Task prompt> Without pictures, output exactly the lines running from the line containing "Decode this image" to the end of the listing below.

— Start —

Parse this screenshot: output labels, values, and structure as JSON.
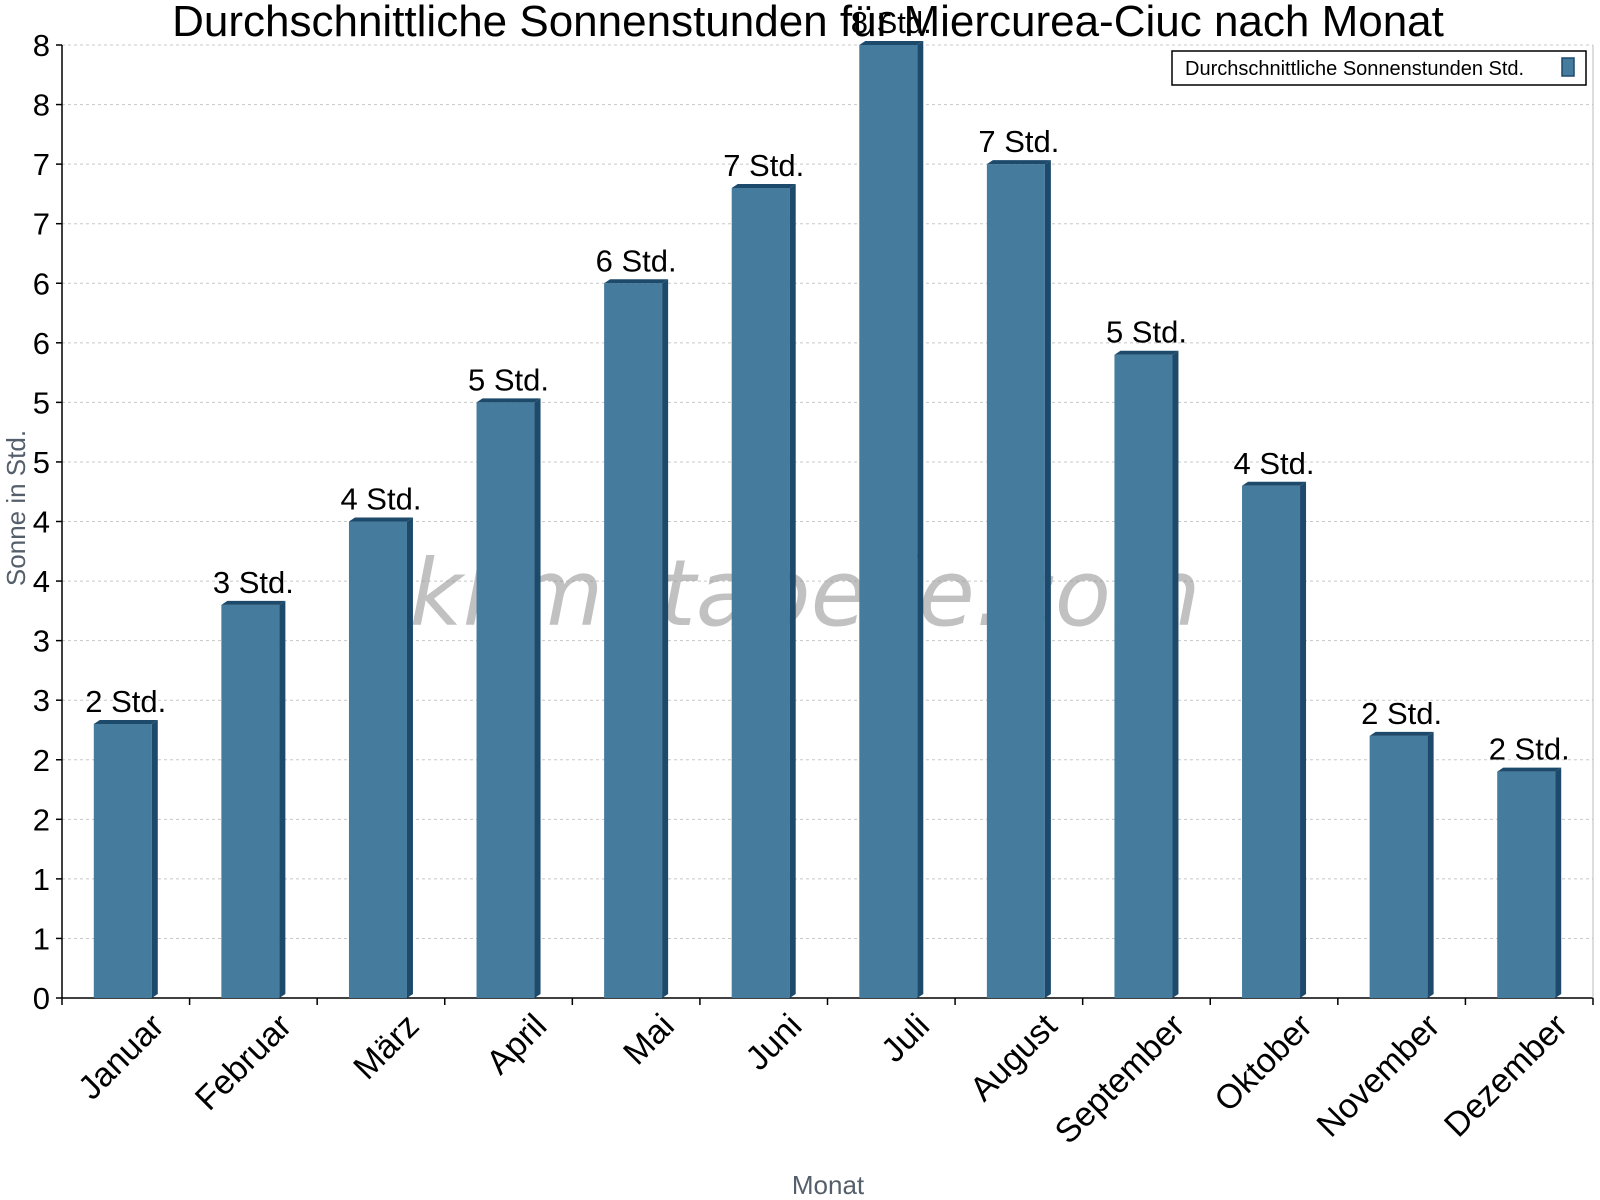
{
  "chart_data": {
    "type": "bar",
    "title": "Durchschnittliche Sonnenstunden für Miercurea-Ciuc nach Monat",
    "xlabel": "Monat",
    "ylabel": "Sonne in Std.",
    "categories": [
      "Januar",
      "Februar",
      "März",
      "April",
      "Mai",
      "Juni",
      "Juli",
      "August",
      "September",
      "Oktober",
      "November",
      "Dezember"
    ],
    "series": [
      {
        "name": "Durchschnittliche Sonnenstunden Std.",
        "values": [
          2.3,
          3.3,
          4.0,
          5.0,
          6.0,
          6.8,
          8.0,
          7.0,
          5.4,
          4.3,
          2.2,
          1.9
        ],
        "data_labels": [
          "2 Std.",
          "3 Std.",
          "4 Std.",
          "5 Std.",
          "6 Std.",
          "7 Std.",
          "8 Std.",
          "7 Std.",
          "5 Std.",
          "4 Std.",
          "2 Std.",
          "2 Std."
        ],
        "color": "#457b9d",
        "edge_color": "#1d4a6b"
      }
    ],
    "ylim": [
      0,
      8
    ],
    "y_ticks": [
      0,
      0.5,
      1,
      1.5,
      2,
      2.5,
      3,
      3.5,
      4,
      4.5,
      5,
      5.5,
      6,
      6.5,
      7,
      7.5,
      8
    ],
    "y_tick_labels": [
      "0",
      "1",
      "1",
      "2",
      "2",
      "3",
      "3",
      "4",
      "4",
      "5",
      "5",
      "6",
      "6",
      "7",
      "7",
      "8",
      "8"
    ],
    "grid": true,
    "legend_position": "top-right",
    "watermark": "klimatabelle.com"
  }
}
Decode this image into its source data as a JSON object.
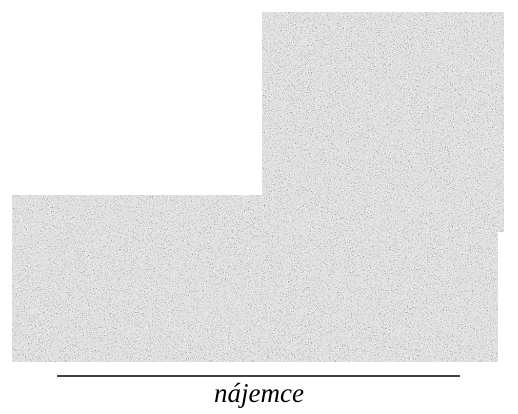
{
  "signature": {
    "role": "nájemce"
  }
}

— End —

Answer for this exercise>
Decode this image into its source data as a JSON object.
{
  "signature": {
    "role": "nájemce"
  }
}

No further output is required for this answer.